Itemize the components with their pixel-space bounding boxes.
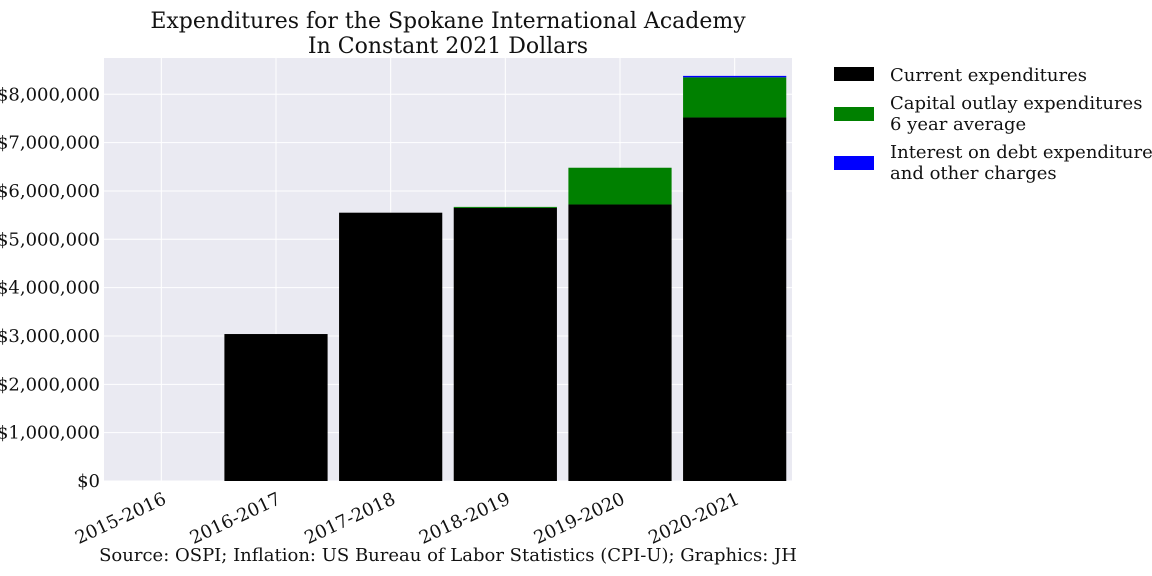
chart-title: Expenditures for the Spokane Internation…	[150, 9, 746, 34]
x-tick-label: 2015-2016	[72, 488, 169, 548]
x-tick-label: 2016-2017	[187, 488, 284, 548]
x-axis: 2015-2016 2016-2017 2017-2018 2018-2019 2019…	[72, 488, 743, 548]
legend-swatch	[834, 107, 874, 121]
y-tick-label: $2,000,000	[0, 374, 100, 395]
bar-capital-2020-2021	[683, 77, 787, 118]
source-caption: Source: OSPI; Inflation: US Bureau of La…	[99, 545, 797, 566]
bar-current-2019-2020	[568, 204, 672, 481]
bar-interest-2020-2021	[683, 75, 787, 78]
bar-current-2016-2017	[224, 334, 328, 481]
legend: Current expenditures Capital outlay expen…	[834, 65, 1152, 184]
plot-area	[104, 58, 792, 481]
y-axis: $0 $1,000,000 $2,000,000 $3,000,000 $4,000,0…	[0, 84, 100, 492]
bars	[224, 75, 787, 481]
bar-capital-2019-2020	[568, 167, 672, 205]
x-tick-label: 2018-2019	[416, 488, 513, 548]
legend-label: Capital outlay expenditures	[890, 93, 1142, 114]
bar-current-2018-2019	[453, 207, 557, 481]
legend-swatch	[834, 67, 874, 81]
x-tick-label: 2019-2020	[531, 488, 628, 548]
y-tick-label: $5,000,000	[0, 229, 100, 250]
y-tick-label: $4,000,000	[0, 278, 100, 299]
y-tick-label: $8,000,000	[0, 84, 100, 105]
chart-subtitle: In Constant 2021 Dollars	[308, 34, 588, 59]
legend-label: Current expenditures	[890, 65, 1087, 86]
y-tick-label: $7,000,000	[0, 133, 100, 154]
bar-current-2020-2021	[683, 117, 787, 481]
y-tick-label: $6,000,000	[0, 181, 100, 202]
legend-swatch	[834, 156, 874, 170]
y-tick-label: $3,000,000	[0, 326, 100, 347]
bar-current-2017-2018	[339, 212, 443, 481]
x-tick-label: 2017-2018	[301, 488, 398, 548]
bar-capital-2018-2019	[453, 206, 557, 208]
x-tick-label: 2020-2021	[645, 488, 742, 548]
y-tick-label: $1,000,000	[0, 423, 100, 444]
y-tick-label: $0	[77, 471, 100, 492]
legend-label: 6 year average	[890, 114, 1026, 135]
legend-label: and other charges	[890, 163, 1057, 184]
legend-label: Interest on debt expenditures	[890, 142, 1152, 163]
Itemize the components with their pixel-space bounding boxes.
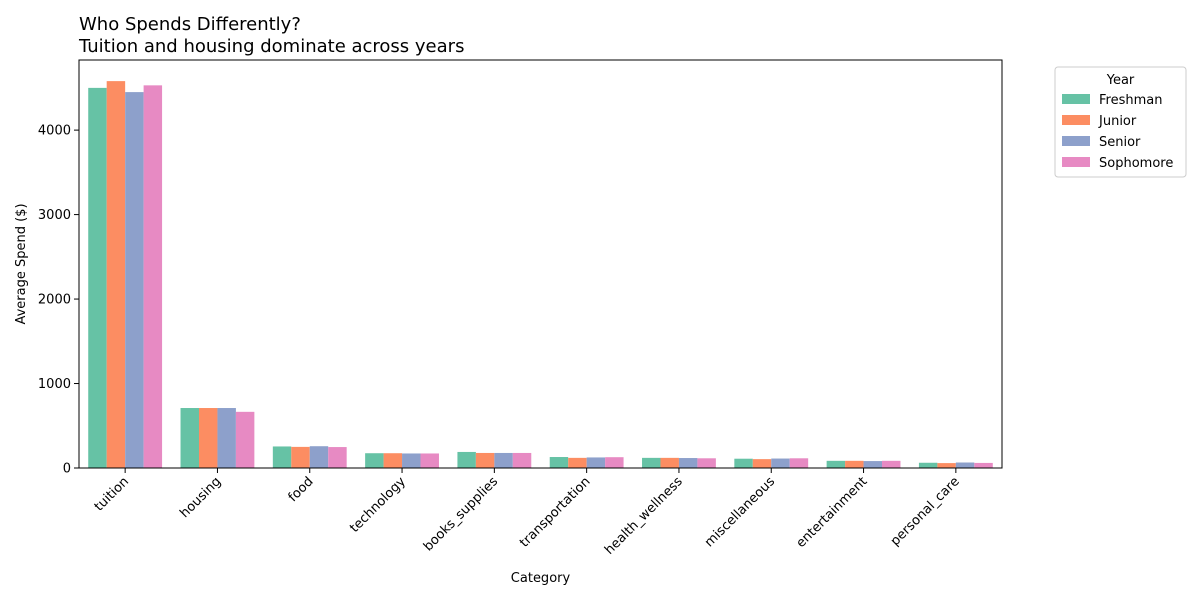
- y-tick-label: 3000: [38, 208, 71, 223]
- bar-books_supplies-sophomore: [512, 452, 532, 468]
- legend: Year Freshman Junior Senior Sophomore: [1054, 66, 1187, 178]
- bar-books_supplies-junior: [475, 452, 495, 468]
- bar-food-freshman: [272, 446, 292, 468]
- bar-tuition-senior: [125, 92, 144, 468]
- bar-miscellaneous-sophomore: [789, 458, 809, 468]
- bar-transportation-sophomore: [605, 457, 624, 468]
- bar-food-senior: [309, 446, 329, 468]
- y-tick-label: 4000: [38, 124, 71, 139]
- x-tick-label-housing: housing: [177, 474, 224, 521]
- x-tick-label-health_wellness: health_wellness: [602, 474, 686, 558]
- legend-label-sophomore: Sophomore: [1099, 156, 1173, 171]
- bar-entertainment-freshman: [826, 460, 846, 468]
- bar-personal_care-freshman: [918, 462, 938, 468]
- x-axis-label: Category: [511, 571, 571, 586]
- bar-miscellaneous-senior: [771, 458, 790, 468]
- legend-swatch-freshman: [1062, 94, 1090, 104]
- bar-health_wellness-senior: [678, 458, 698, 468]
- bar-entertainment-sophomore: [882, 460, 901, 468]
- bar-housing-junior: [198, 408, 218, 468]
- bar-personal_care-sophomore: [974, 462, 993, 468]
- bar-health_wellness-sophomore: [697, 458, 716, 468]
- y-tick-label: 0: [63, 462, 71, 477]
- x-tick-label-tuition: tuition: [92, 474, 132, 514]
- x-tick-label-entertainment: entertainment: [794, 474, 871, 551]
- legend-label-freshman: Freshman: [1099, 93, 1162, 108]
- bars-group: [88, 81, 993, 469]
- x-tick-label-technology: technology: [347, 474, 409, 536]
- legend-swatch-junior: [1062, 115, 1090, 125]
- bar-transportation-junior: [568, 457, 587, 468]
- bar-books_supplies-freshman: [457, 451, 476, 468]
- bar-technology-senior: [402, 453, 421, 468]
- bar-food-sophomore: [328, 447, 347, 468]
- bar-tuition-junior: [106, 81, 126, 469]
- bar-miscellaneous-freshman: [734, 458, 753, 468]
- bar-transportation-senior: [586, 457, 606, 468]
- y-tick-label: 2000: [38, 293, 71, 308]
- bar-housing-sophomore: [235, 411, 255, 468]
- bar-transportation-freshman: [549, 457, 569, 468]
- legend-swatch-senior: [1062, 136, 1090, 146]
- bar-personal_care-senior: [955, 462, 975, 468]
- bar-personal_care-junior: [937, 463, 956, 468]
- bar-technology-sophomore: [420, 453, 439, 468]
- x-tick-label-miscellaneous: miscellaneous: [702, 474, 778, 550]
- bar-health_wellness-junior: [660, 457, 679, 468]
- y-axis-label: Average Spend ($): [14, 203, 29, 324]
- bar-food-junior: [291, 446, 310, 468]
- x-tick-label-food: food: [286, 474, 317, 505]
- bar-books_supplies-senior: [494, 452, 513, 468]
- legend-label-junior: Junior: [1098, 114, 1137, 129]
- chart-subtitle: Tuition and housing dominate across year…: [78, 36, 464, 57]
- legend-title: Year: [1106, 73, 1135, 88]
- bar-entertainment-junior: [845, 460, 864, 468]
- x-tick-label-transportation: transportation: [517, 474, 593, 550]
- y-axis: 0 1000 2000 3000 4000: [38, 124, 79, 477]
- bar-miscellaneous-junior: [752, 459, 772, 468]
- bar-technology-junior: [383, 453, 403, 468]
- bar-tuition-sophomore: [143, 85, 163, 468]
- chart-title: Who Spends Differently?: [79, 14, 301, 35]
- bar-entertainment-senior: [863, 461, 883, 468]
- legend-label-senior: Senior: [1099, 135, 1141, 150]
- x-axis: tuition housing food technology books_suppli…: [92, 468, 963, 558]
- plot-area-frame: [78, 59, 1003, 469]
- x-tick-label-personal_care: personal_care: [888, 474, 963, 549]
- bar-technology-freshman: [365, 453, 384, 468]
- bar-housing-senior: [217, 408, 236, 468]
- x-tick-label-books_supplies: books_supplies: [421, 474, 501, 554]
- legend-swatch-sophomore: [1062, 157, 1090, 167]
- bar-health_wellness-freshman: [642, 457, 661, 468]
- bar-tuition-freshman: [88, 87, 107, 468]
- bar-housing-freshman: [180, 408, 199, 468]
- y-tick-label: 1000: [38, 377, 71, 392]
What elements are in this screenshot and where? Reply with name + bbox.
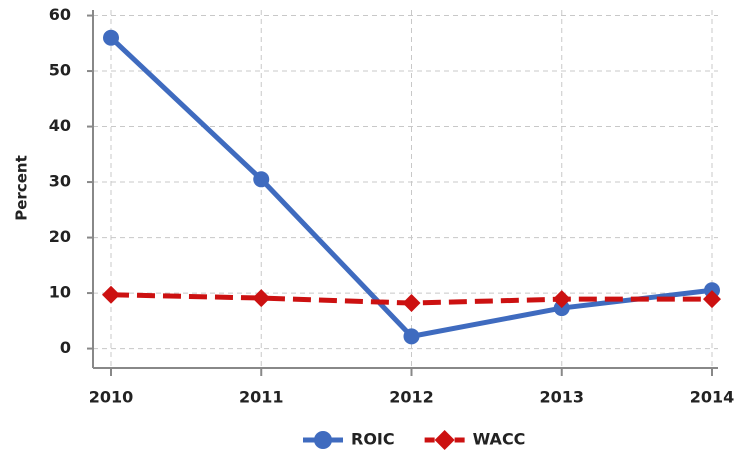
x-tick-label: 2012 <box>389 388 434 407</box>
marker-diamond <box>402 294 421 313</box>
y-tick-label: 20 <box>49 227 71 246</box>
x-tick-label: 2013 <box>539 388 584 407</box>
y-tick-label: 30 <box>49 172 71 191</box>
marker-diamond <box>552 290 571 309</box>
marker-diamond <box>102 285 120 304</box>
marker-circle <box>103 29 119 46</box>
marker-circle <box>314 431 332 449</box>
marker-diamond <box>703 290 721 309</box>
x-tick-label: 2011 <box>239 388 284 407</box>
legend-label: WACC <box>473 430 526 449</box>
legend-label: ROIC <box>351 430 395 449</box>
y-axis-label: Percent <box>13 155 31 220</box>
x-tick-label: 2010 <box>89 388 134 407</box>
legend: ROIC WACC <box>303 430 526 450</box>
y-tick-label: 40 <box>49 116 71 135</box>
marker-circle <box>403 328 420 345</box>
y-tick-label: 0 <box>60 338 71 357</box>
y-tick-label: 60 <box>49 5 71 24</box>
y-tick-label: 10 <box>49 283 71 302</box>
x-tick-label: 2014 <box>690 388 735 407</box>
y-tick-label: 50 <box>49 61 71 80</box>
marker-diamond <box>252 289 271 308</box>
marker-circle <box>253 171 270 188</box>
marker-diamond <box>434 430 455 450</box>
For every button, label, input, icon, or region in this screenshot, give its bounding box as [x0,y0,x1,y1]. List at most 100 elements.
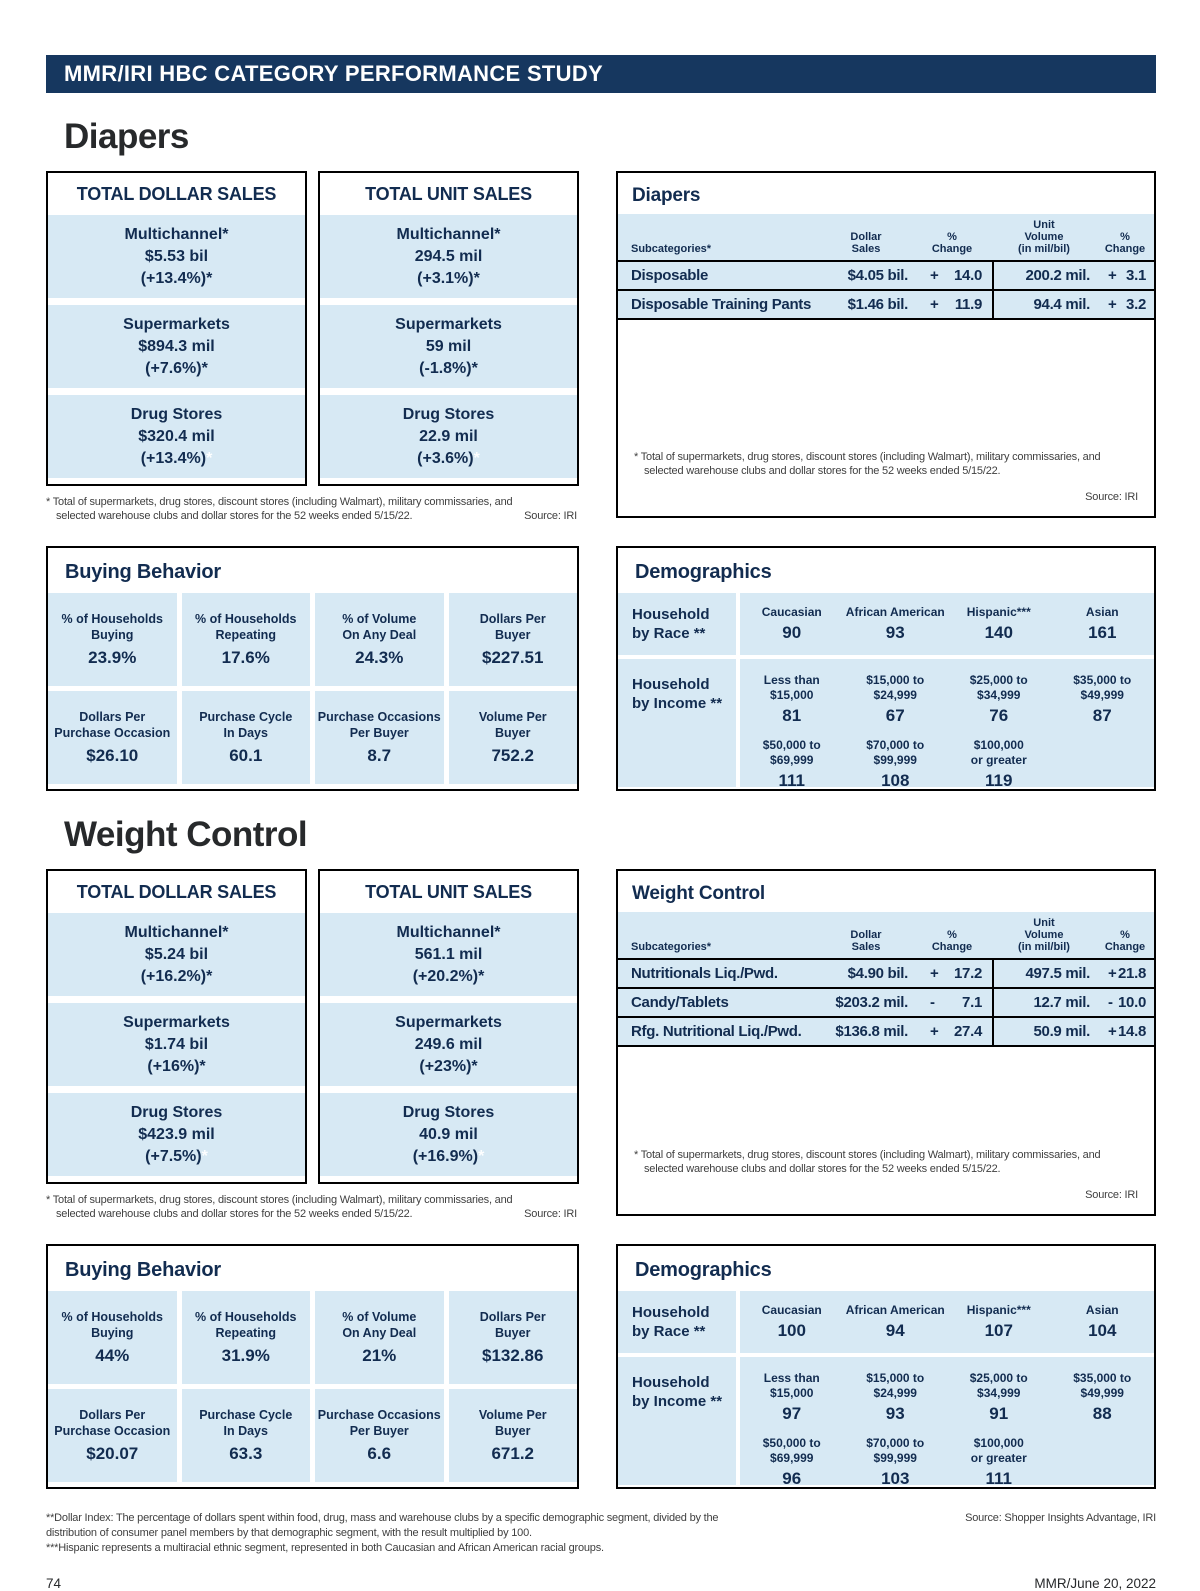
metric-cell: Purchase Occasions Per Buyer 8.7 [315,691,444,784]
demo-index-value: 161 [1088,623,1117,642]
metric-label: Dollars Per Purchase Occasion [54,710,171,740]
table-header-row: Subcategories* Dollar Sales % Change Uni… [618,214,1154,262]
dollar-change: +17.2 [930,965,982,982]
metric-value: 752.2 [491,746,535,765]
demo-index-value: 104 [1088,1321,1117,1340]
category-section-weight-control: Weight Control TOTAL DOLLAR SALES Multic… [46,815,1156,1489]
dollar-change: +14.0 [930,267,982,284]
ghost-asterisk: * [473,449,480,467]
behavior-demographics-row: Buying Behavior % of Households Buying 44… [46,1244,1156,1489]
demo-index-value: 119 [985,771,1013,790]
metric-value: $26.10 [86,746,139,765]
demo-item: Asian 104 [1051,1303,1155,1341]
metric-cell: Purchase Cycle In Days 60.1 [181,691,310,784]
channel-change: (+16%)* [147,1057,206,1075]
metric-label: % of Households Buying [61,612,163,642]
dollar-change: +11.9 [930,296,982,313]
metric-value: 63.3 [229,1444,263,1463]
column-header: % Change [931,929,973,953]
channel-value: 249.6 mil [414,1035,483,1053]
channel-change: (+16.2%)* [140,967,213,985]
source-note: Source: IRI [524,510,577,522]
subcategory-name: Disposable [631,267,709,284]
metric-value: 31.9% [221,1346,270,1365]
footnote-text: * Total of supermarkets, drug stores, di… [634,451,1101,477]
demo-item: Caucasian 90 [740,605,844,643]
demo-item-label: Less than $15,000 [763,1371,820,1400]
race-row: Household by Race ** Caucasian 90 African… [618,593,1154,655]
dollar-sales-value: $4.90 bil. [847,965,909,982]
channel-value: 294.5 mil [414,247,483,265]
unit-change: +14.8 [1108,1023,1146,1040]
demo-item-label: $70,000 to $99,999 [866,1436,925,1465]
demo-index-value: 67 [885,706,905,725]
metric-value: $132.86 [482,1346,544,1365]
unit-volume-value: 12.7 mil. [992,989,1096,1016]
demographics-box: Demographics Household by Race ** Caucas… [616,546,1156,791]
demo-item: Caucasian 100 [740,1303,844,1341]
demo-item-label: $35,000 to $49,999 [1073,673,1132,702]
buying-behavior-box: Buying Behavior % of Households Buying 23… [46,546,579,791]
channel-change: (-1.8%)* [419,359,478,377]
demo-item: African American 93 [844,605,948,643]
demo-item-label: Less than $15,000 [763,673,820,702]
sales-boxes: TOTAL DOLLAR SALES Multichannel* $5.24 b… [46,869,579,1184]
metric-cell: % of Households Buying 44% [48,1291,177,1384]
metric-cell: Dollars Per Purchase Occasion $20.07 [48,1389,177,1482]
subcategories-table: Weight Control Subcategories* Dollar Sal… [616,869,1156,1216]
metric-label: Dollars Per Purchase Occasion [54,1408,171,1438]
masthead-title: MMR/IRI HBC CATEGORY PERFORMANCE STUDY [64,61,604,86]
box-title: TOTAL DOLLAR SALES [76,183,277,204]
channel-label: Multichannel* [396,923,501,941]
race-data: Caucasian 100 African American 94 Hispanic… [740,1291,1154,1353]
demo-item-label: $100,000 or greater [970,1436,1027,1465]
metrics-grid: % of Households Buying 23.9% % of Househo… [48,593,577,789]
demo-row-label: Household by Race ** [618,593,736,655]
metric-label: % of Households Buying [61,1310,163,1340]
demo-index-value: 108 [881,771,910,790]
income-row: Household by Income ** Less than $15,000… [618,659,1154,790]
dollar-sales-value: $136.8 mil. [835,1023,908,1040]
channel-value: $1.74 bil [144,1035,209,1053]
income-row: Household by Income ** Less than $15,000… [618,1357,1154,1488]
metric-value: 671.2 [491,1444,535,1463]
demo-index-value: 111 [778,771,806,790]
metric-label: Dollars Per Buyer [479,1310,546,1340]
category-section-diapers: Diapers TOTAL DOLLAR SALES Multichannel*… [46,117,1156,791]
dollar-sales-value: $203.2 mil. [835,994,908,1011]
page-footer: 74 MMR/June 20, 2022 [46,1576,1156,1591]
sales-footnote: * Total of supermarkets, drug stores, di… [46,1193,579,1221]
metric-cell: Purchase Cycle In Days 63.3 [181,1389,310,1482]
box-title: TOTAL DOLLAR SALES [76,881,277,902]
sales-channel-cell: Supermarkets 249.6 mil (+23%)* [320,1003,577,1086]
demo-item: $100,000 or greater 111 [947,1436,1051,1489]
channel-change: (+3.6%)* [417,449,480,467]
channel-change: (+13.4%)* [140,449,213,467]
demo-item-label: $25,000 to $34,999 [969,673,1028,702]
channel-label: Multichannel* [124,923,229,941]
behavior-demographics-row: Buying Behavior % of Households Buying 23… [46,546,1156,791]
dollar-change: +27.4 [930,1023,982,1040]
demo-item-label: Asian [1085,1303,1119,1317]
sales-channel-cell: Multichannel* $5.24 bil (+16.2%)* [48,913,305,996]
dollar-sales-value: $1.46 bil. [847,296,909,313]
footnote-text: * Total of supermarkets, drug stores, di… [634,1149,1101,1175]
channel-change: (+16.9%)* [412,1147,485,1165]
metric-cell: Dollars Per Purchase Occasion $26.10 [48,691,177,784]
metric-cell: % of Households Repeating 31.9% [181,1291,310,1384]
race-data: Caucasian 90 African American 93 Hispanic*… [740,593,1154,655]
channel-change: (+13.4%)* [140,269,213,287]
issue-date: MMR/June 20, 2022 [1034,1576,1156,1591]
hispanic-footnote: ***Hispanic represents a multiracial eth… [46,1542,604,1554]
metric-label: % of Households Repeating [195,1310,297,1340]
table-row: Rfg. Nutritional Liq./Pwd. $136.8 mil. +… [618,1018,1154,1047]
demo-item: Less than $15,000 81 [740,673,844,726]
source-note: Source: IRI [1085,491,1138,503]
metric-label: Volume Per Buyer [478,710,547,740]
demo-item: $50,000 to $69,999 111 [740,738,844,791]
metric-value: $20.07 [86,1444,139,1463]
column-header: Unit Volume (in mil/bil) [1018,917,1070,953]
metric-cell: Volume Per Buyer 671.2 [448,1389,577,1482]
demo-item: Hispanic*** 140 [947,605,1051,643]
subcategories-table: Diapers Subcategories* Dollar Sales % Ch… [616,171,1156,518]
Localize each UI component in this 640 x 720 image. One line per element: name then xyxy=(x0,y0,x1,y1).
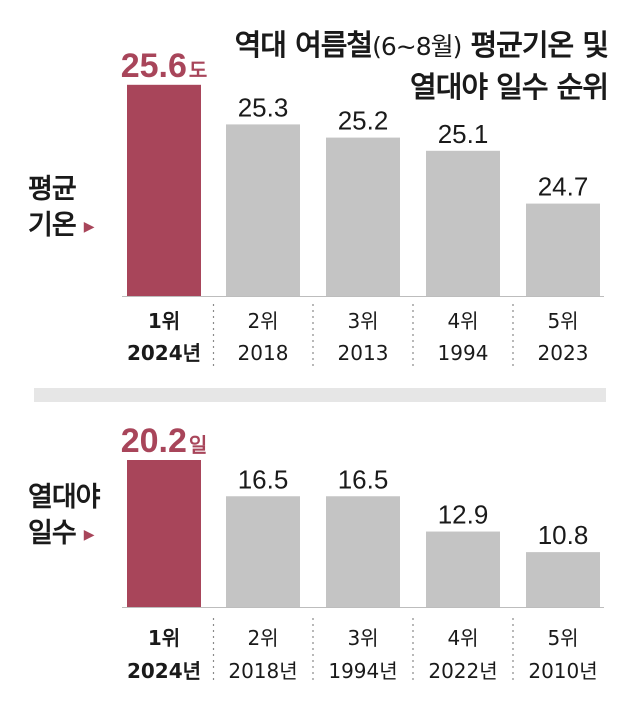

WRITTEN TASK:
Reproduce the listing verbatim from the line with "x-tick-label: 2012 <box>389 388 434 407</box>" up to and including the line with "For every button, label, input, icon, or".

FULL SOLUTION:
x-tick-label: 2012 <box>389 388 434 407</box>
marker-diamond <box>402 294 421 313</box>
y-tick-label: 20 <box>49 227 71 246</box>
x-tick-label: 2013 <box>539 388 584 407</box>
y-tick-label: 30 <box>49 172 71 191</box>
marker-diamond <box>552 290 571 309</box>
marker-diamond <box>102 285 120 304</box>
marker-circle <box>103 29 119 46</box>
marker-circle <box>314 431 332 449</box>
marker-diamond <box>703 290 721 309</box>
x-tick-label: 2011 <box>239 388 284 407</box>
legend-label: WACC <box>473 430 526 449</box>
legend-label: ROIC <box>351 430 395 449</box>
y-axis-label: Percent <box>13 155 31 220</box>
x-tick-label: 2010 <box>89 388 134 407</box>
legend: ROIC WACC <box>303 430 526 450</box>
y-tick-label: 40 <box>49 116 71 135</box>
marker-circle <box>403 328 420 345</box>
y-tick-label: 0 <box>60 338 71 357</box>
y-tick-label: 60 <box>49 5 71 24</box>
y-tick-label: 10 <box>49 283 71 302</box>
x-tick-label: 2014 <box>690 388 735 407</box>
y-tick-label: 50 <box>49 61 71 80</box>
marker-diamond <box>252 289 271 308</box>
marker-circle <box>253 171 270 188</box>
marker-diamond <box>434 430 455 450</box>
For every button, label, input, icon, or region in this screenshot, give its bounding box as [x0,y0,x1,y1]. List at most 100 elements.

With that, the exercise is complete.